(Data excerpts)
-.-.-

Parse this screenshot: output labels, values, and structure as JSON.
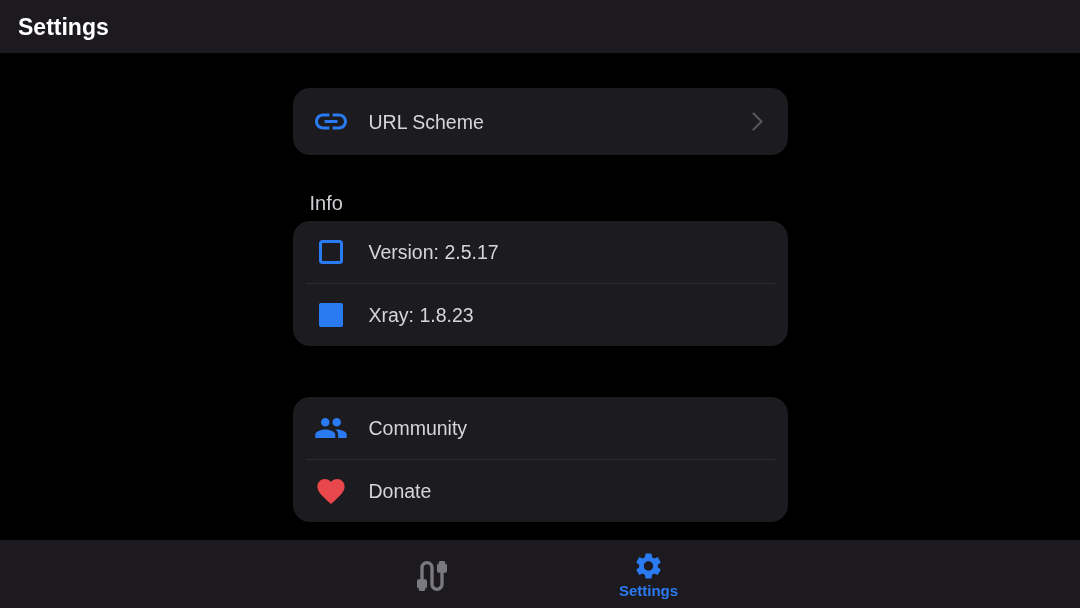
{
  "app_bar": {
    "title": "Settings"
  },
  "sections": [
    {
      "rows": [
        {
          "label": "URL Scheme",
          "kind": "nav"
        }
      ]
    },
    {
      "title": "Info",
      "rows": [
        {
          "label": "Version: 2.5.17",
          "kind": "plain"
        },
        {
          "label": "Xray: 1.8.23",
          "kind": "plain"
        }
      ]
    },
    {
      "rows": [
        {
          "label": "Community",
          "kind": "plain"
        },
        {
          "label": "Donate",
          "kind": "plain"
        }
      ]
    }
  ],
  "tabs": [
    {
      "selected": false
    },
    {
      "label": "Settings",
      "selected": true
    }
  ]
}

-.-.-

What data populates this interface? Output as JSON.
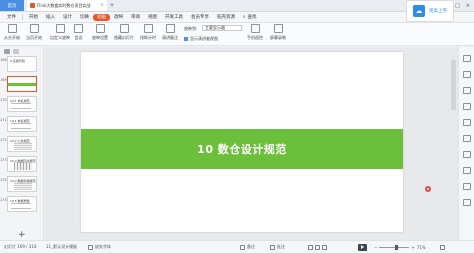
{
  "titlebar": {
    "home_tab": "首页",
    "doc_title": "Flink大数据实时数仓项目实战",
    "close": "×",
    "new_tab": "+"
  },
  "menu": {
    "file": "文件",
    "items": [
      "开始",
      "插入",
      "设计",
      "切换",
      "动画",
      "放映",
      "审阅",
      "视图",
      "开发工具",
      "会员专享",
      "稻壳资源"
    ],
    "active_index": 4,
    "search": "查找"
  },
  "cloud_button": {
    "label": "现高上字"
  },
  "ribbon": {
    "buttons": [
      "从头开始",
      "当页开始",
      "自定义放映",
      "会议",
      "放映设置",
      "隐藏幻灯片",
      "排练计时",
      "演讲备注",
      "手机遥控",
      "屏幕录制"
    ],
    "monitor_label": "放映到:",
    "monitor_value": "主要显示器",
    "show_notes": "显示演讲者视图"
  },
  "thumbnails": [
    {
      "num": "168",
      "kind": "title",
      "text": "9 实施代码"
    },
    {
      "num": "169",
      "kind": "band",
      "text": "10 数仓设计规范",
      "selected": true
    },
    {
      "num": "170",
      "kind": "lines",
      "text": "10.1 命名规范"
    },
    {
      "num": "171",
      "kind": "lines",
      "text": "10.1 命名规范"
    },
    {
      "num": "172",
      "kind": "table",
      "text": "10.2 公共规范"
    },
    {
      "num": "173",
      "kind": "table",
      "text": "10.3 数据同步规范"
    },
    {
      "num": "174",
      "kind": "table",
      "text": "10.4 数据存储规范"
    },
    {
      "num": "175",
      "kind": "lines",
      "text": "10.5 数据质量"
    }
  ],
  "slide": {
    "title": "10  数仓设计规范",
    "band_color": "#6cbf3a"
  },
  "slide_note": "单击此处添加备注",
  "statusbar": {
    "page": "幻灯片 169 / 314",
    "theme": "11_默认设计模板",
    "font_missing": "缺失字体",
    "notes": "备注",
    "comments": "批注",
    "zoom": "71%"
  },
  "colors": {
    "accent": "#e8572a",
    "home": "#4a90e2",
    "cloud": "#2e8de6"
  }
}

-.-.-

> Short task
Track down every line with the word "JSON" and copy it.

> Output for this exercise
Parse this screenshot: output labels, values, and structure as JSON.
What data populates this interface? Output as JSON.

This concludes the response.